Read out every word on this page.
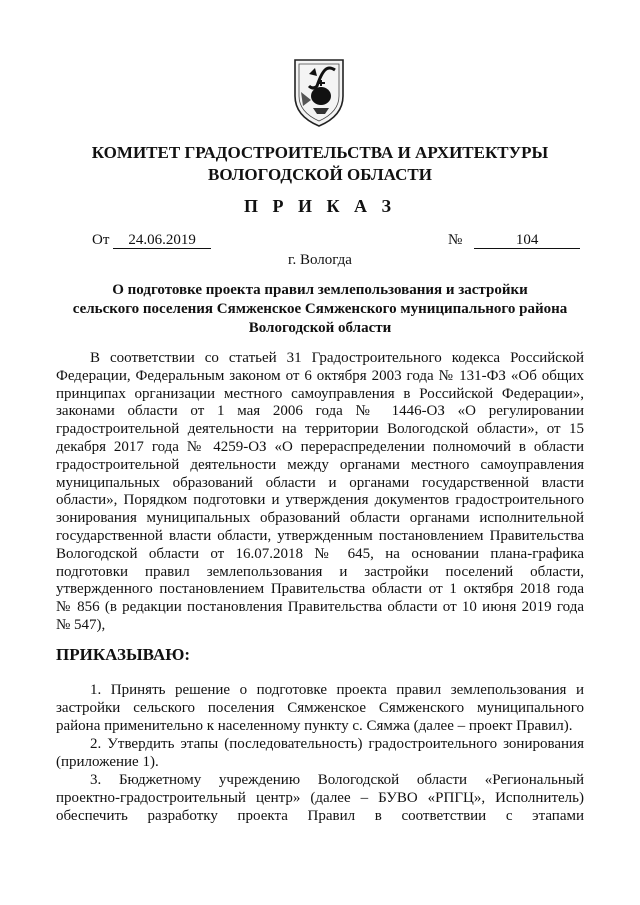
КОМИТЕТ ГРАДОСТРОИТЕЛЬСТВА И АРХИТЕКТУРЫ
ВОЛОГОДСКОЙ ОБЛАСТИ
П Р И К А З
От 24.06.2019	№	104
г. Вологда
О подготовке проекта правил землепользования и застройки
сельского поселения Сямженское Сямженского муниципального района
Вологодской области

В соответствии со статьей 31 Градостроительного кодекса Российской

Федерации, Федеральным законом от 6 октября 2003 года № 131-ФЗ «Об общих

принципах организации местного самоуправления в Российской Федерации»,

законами области от 1 мая 2006 года № 1446-ОЗ «О регулировании

градостроительной деятельности на территории Вологодской области», от 15

декабря 2017 года № 4259-ОЗ «О перераспределении полномочий в области

градостроительной деятельности между органами местного самоуправления

муниципальных образований области и органами государственной власти

области», Порядком подготовки и утверждения документов градостроительного

зонирования муниципальных образований области органами исполнительной

государственной власти области, утвержденным постановлением Правительства

Вологодской области от 16.07.2018 № 645, на основании плана-графика

подготовки правил землепользования и застройки поселений области,

утвержденного постановлением Правительства области от 1 октября 2018 года

№ 856 (в редакции постановления Правительства области от 10 июня 2019 года

№ 547),

ПРИКАЗЫВАЮ:

1. Принять решение о подготовке проекта правил землепользования и

застройки сельского поселения Сямженское Сямженского муниципального

района применительно к населенному пункту с. Сямжа (далее – проект Правил).

2. Утвердить этапы (последовательность) градостроительного зонирования

(приложение 1).

3. Бюджетному учреждению Вологодской области «Региональный

проектно-градостроительный центр» (далее – БУВО «РПГЦ», Исполнитель)

обеспечить разработку проекта Правил в соответствии с этапами
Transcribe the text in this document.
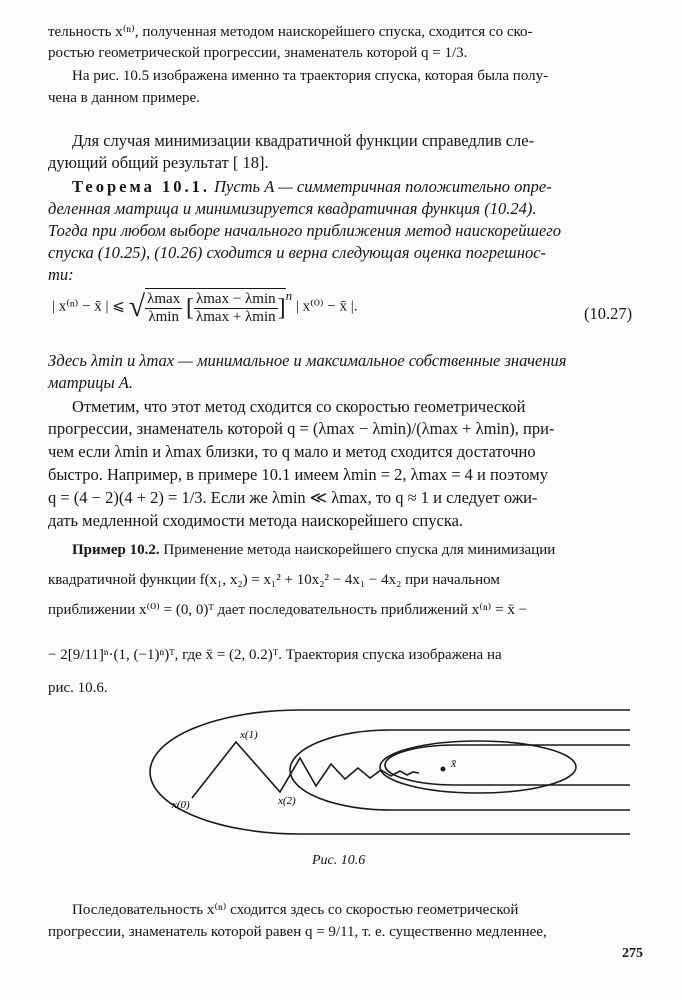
тельность x⁽ⁿ⁾, полученная методом наискорейшего спуска, сходится со ско-
ростью геометрической прогрессии, знаменатель которой q = 1/3.
На рис. 10.5 изображена именно та траектория спуска, которая была полу-
чена в данном примере.
Для случая минимизации квадратичной функции справедлив сле-
дующий общий результат [ 18].
Теорема 10.1. Пусть A — симметричная положительно опре-
деленная матрица и минимизируется квадратичная функция (10.24).
Тогда при любом выборе начального приближения метод наискорейшего
спуска (10.25), (10.26) сходится и верна следующая оценка погрешнос-
ти:
| x⁽ⁿ⁾ − x̄ | ⩽ √ $\frac{\lambda\max}{\lambda\min}$ [ $\frac{\lambda\max - \lambda\min}{\lambda\max + \lambda\min} ]^n$ | x⁽⁰⁾ − x̄ |.	(10.27)
Здесь λmin и λmax — минимальное и максимальное собственные значения
матрицы A.
Отметим, что этот метод сходится со скоростью геометрической
прогрессии, знаменатель которой q = (λmax − λmin)/(λmax + λmin), при-
чем если λmin и λmax близки, то q мало и метод сходится достаточно
быстро. Например, в примере 10.1 имеем λmin = 2, λmax = 4 и поэтому
q = (4 − 2)(4 + 2) = 1/3. Если же λmin ≪ λmax, то q ≈ 1 и следует ожи-
дать медленной сходимости метода наискорейшего спуска.
Пример 10.2. Применение метода наискорейшего спуска для минимизации
квадратичной функции f(x₁, x₂) = x₁² + 10x₂² − 4x₁ − 4x₂ при начальном
приближении x⁽⁰⁾ = (0, 0)ᵀ дает последовательность приближений x⁽ⁿ⁾ = x̄ −
− 2[9/11]ⁿ·(1, (−1)ⁿ)ᵀ, где x̄ = (2, 0.2)ᵀ. Траектория спуска изображена на
рис. 10.6.
x(0)
x(1)
x(2)
x̄
Рис. 10.6
Последовательность x⁽ⁿ⁾ сходится здесь со скоростью геометрической
прогрессии, знаменатель которой равен q = 9/11, т. е. существенно медленнее,
275
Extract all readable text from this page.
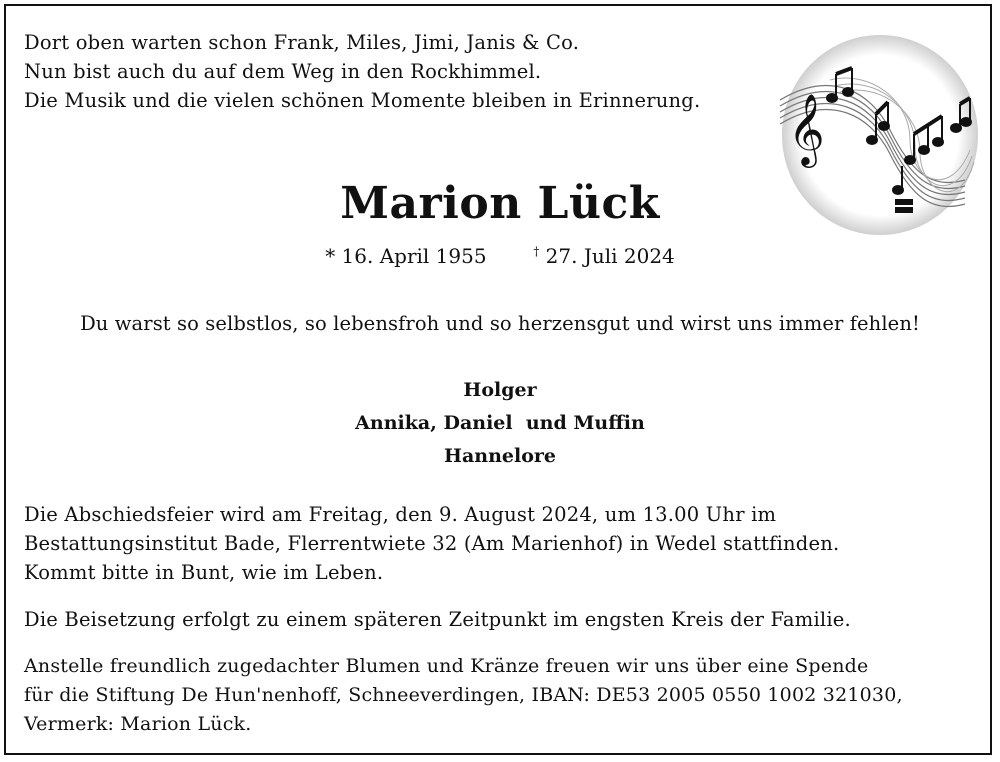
Dort oben warten schon Frank, Miles, Jimi, Janis & Co.
Nun bist auch du auf dem Weg in den Rockhimmel.
Die Musik und die vielen schönen Momente bleiben in Erinnerung. 𝄞
Marion Lück
* 16. April 1955	† 27. Juli 2024
Du warst so selbstlos, so lebensfroh und so herzensgut und wirst uns immer fehlen!
Holger
Annika, Daniel  und Muffin
Hannelore
Die Abschiedsfeier wird am Freitag, den 9. August 2024, um 13.00 Uhr im
Bestattungsinstitut Bade, Flerrentwiete 32 (Am Marienhof) in Wedel stattfinden.
Kommt bitte in Bunt, wie im Leben.
Die Beisetzung erfolgt zu einem späteren Zeitpunkt im engsten Kreis der Familie.
Anstelle freundlich zugedachter Blumen und Kränze freuen wir uns über eine Spende
für die Stiftung De Hun'nenhoff, Schneeverdingen, IBAN: DE53 2005 0550 1002 321030,
Vermerk: Marion Lück.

● ● ● ● ●

The problem: With the pictures left out, transcribe the material exactly.

Result for this exercise:
Read out every word on this page.
КОМИТЕТ ГРАДОСТРОИТЕЛЬСТВА И АРХИТЕКТУРЫ
ВОЛОГОДСКОЙ ОБЛАСТИ
П Р И К А З
От 24.06.2019	№	104
г. Вологда
О подготовке проекта правил землепользования и застройки
сельского поселения Сямженское Сямженского муниципального района
Вологодской области

В соответствии со статьей 31 Градостроительного кодекса Российской

Федерации, Федеральным законом от 6 октября 2003 года № 131-ФЗ «Об общих

принципах организации местного самоуправления в Российской Федерации»,

законами области от 1 мая 2006 года № 1446-ОЗ «О регулировании

градостроительной деятельности на территории Вологодской области», от 15

декабря 2017 года № 4259-ОЗ «О перераспределении полномочий в области

градостроительной деятельности между органами местного самоуправления

муниципальных образований области и органами государственной власти

области», Порядком подготовки и утверждения документов градостроительного

зонирования муниципальных образований области органами исполнительной

государственной власти области, утвержденным постановлением Правительства

Вологодской области от 16.07.2018 № 645, на основании плана-графика

подготовки правил землепользования и застройки поселений области,

утвержденного постановлением Правительства области от 1 октября 2018 года

№ 856 (в редакции постановления Правительства области от 10 июня 2019 года

№ 547),

ПРИКАЗЫВАЮ:

1. Принять решение о подготовке проекта правил землепользования и

застройки сельского поселения Сямженское Сямженского муниципального

района применительно к населенному пункту с. Сямжа (далее – проект Правил).

2. Утвердить этапы (последовательность) градостроительного зонирования

(приложение 1).

3. Бюджетному учреждению Вологодской области «Региональный

проектно-градостроительный центр» (далее – БУВО «РПГЦ», Исполнитель)

обеспечить разработку проекта Правил в соответствии с этапами
Transcribe the text in this document.
тельность x⁽ⁿ⁾, полученная методом наискорейшего спуска, сходится со ско-
ростью геометрической прогрессии, знаменатель которой q = 1/3.
На рис. 10.5 изображена именно та траектория спуска, которая была полу-
чена в данном примере.
Для случая минимизации квадратичной функции справедлив сле-
дующий общий результат [ 18].
Теорема 10.1. Пусть A — симметричная положительно опре-
деленная матрица и минимизируется квадратичная функция (10.24).
Тогда при любом выборе начального приближения метод наискорейшего
спуска (10.25), (10.26) сходится и верна следующая оценка погрешнос-
ти:
| x⁽ⁿ⁾ − x̄ | ⩽ √ $\frac{\lambda\max}{\lambda\min}$ [ $\frac{\lambda\max - \lambda\min}{\lambda\max + \lambda\min} ]^n$ | x⁽⁰⁾ − x̄ |.	(10.27)
Здесь λmin и λmax — минимальное и максимальное собственные значения
матрицы A.
Отметим, что этот метод сходится со скоростью геометрической
прогрессии, знаменатель которой q = (λmax − λmin)/(λmax + λmin), при-
чем если λmin и λmax близки, то q мало и метод сходится достаточно
быстро. Например, в примере 10.1 имеем λmin = 2, λmax = 4 и поэтому
q = (4 − 2)(4 + 2) = 1/3. Если же λmin ≪ λmax, то q ≈ 1 и следует ожи-
дать медленной сходимости метода наискорейшего спуска.
Пример 10.2. Применение метода наискорейшего спуска для минимизации
квадратичной функции f(x₁, x₂) = x₁² + 10x₂² − 4x₁ − 4x₂ при начальном
приближении x⁽⁰⁾ = (0, 0)ᵀ дает последовательность приближений x⁽ⁿ⁾ = x̄ −
− 2[9/11]ⁿ·(1, (−1)ⁿ)ᵀ, где x̄ = (2, 0.2)ᵀ. Траектория спуска изображена на
рис. 10.6.
x(0)
x(1)
x(2)
x̄
Рис. 10.6
Последовательность x⁽ⁿ⁾ сходится здесь со скоростью геометрической
прогрессии, знаменатель которой равен q = 9/11, т. е. существенно медленнее,
275
Extract all readable text from this page.
Dort oben warten schon Frank, Miles, Jimi, Janis & Co.
Nun bist auch du auf dem Weg in den Rockhimmel.
Die Musik und die vielen schönen Momente bleiben in Erinnerung. 𝄞
Marion Lück
* 16. April 1955	† 27. Juli 2024
Du warst so selbstlos, so lebensfroh und so herzensgut und wirst uns immer fehlen!
Holger
Annika, Daniel  und Muffin
Hannelore
Die Abschiedsfeier wird am Freitag, den 9. August 2024, um 13.00 Uhr im
Bestattungsinstitut Bade, Flerrentwiete 32 (Am Marienhof) in Wedel stattfinden.
Kommt bitte in Bunt, wie im Leben.
Die Beisetzung erfolgt zu einem späteren Zeitpunkt im engsten Kreis der Familie.
Anstelle freundlich zugedachter Blumen und Kränze freuen wir uns über eine Spende
für die Stiftung De Hun'nenhoff, Schneeverdingen, IBAN: DE53 2005 0550 1002 321030,
Vermerk: Marion Lück.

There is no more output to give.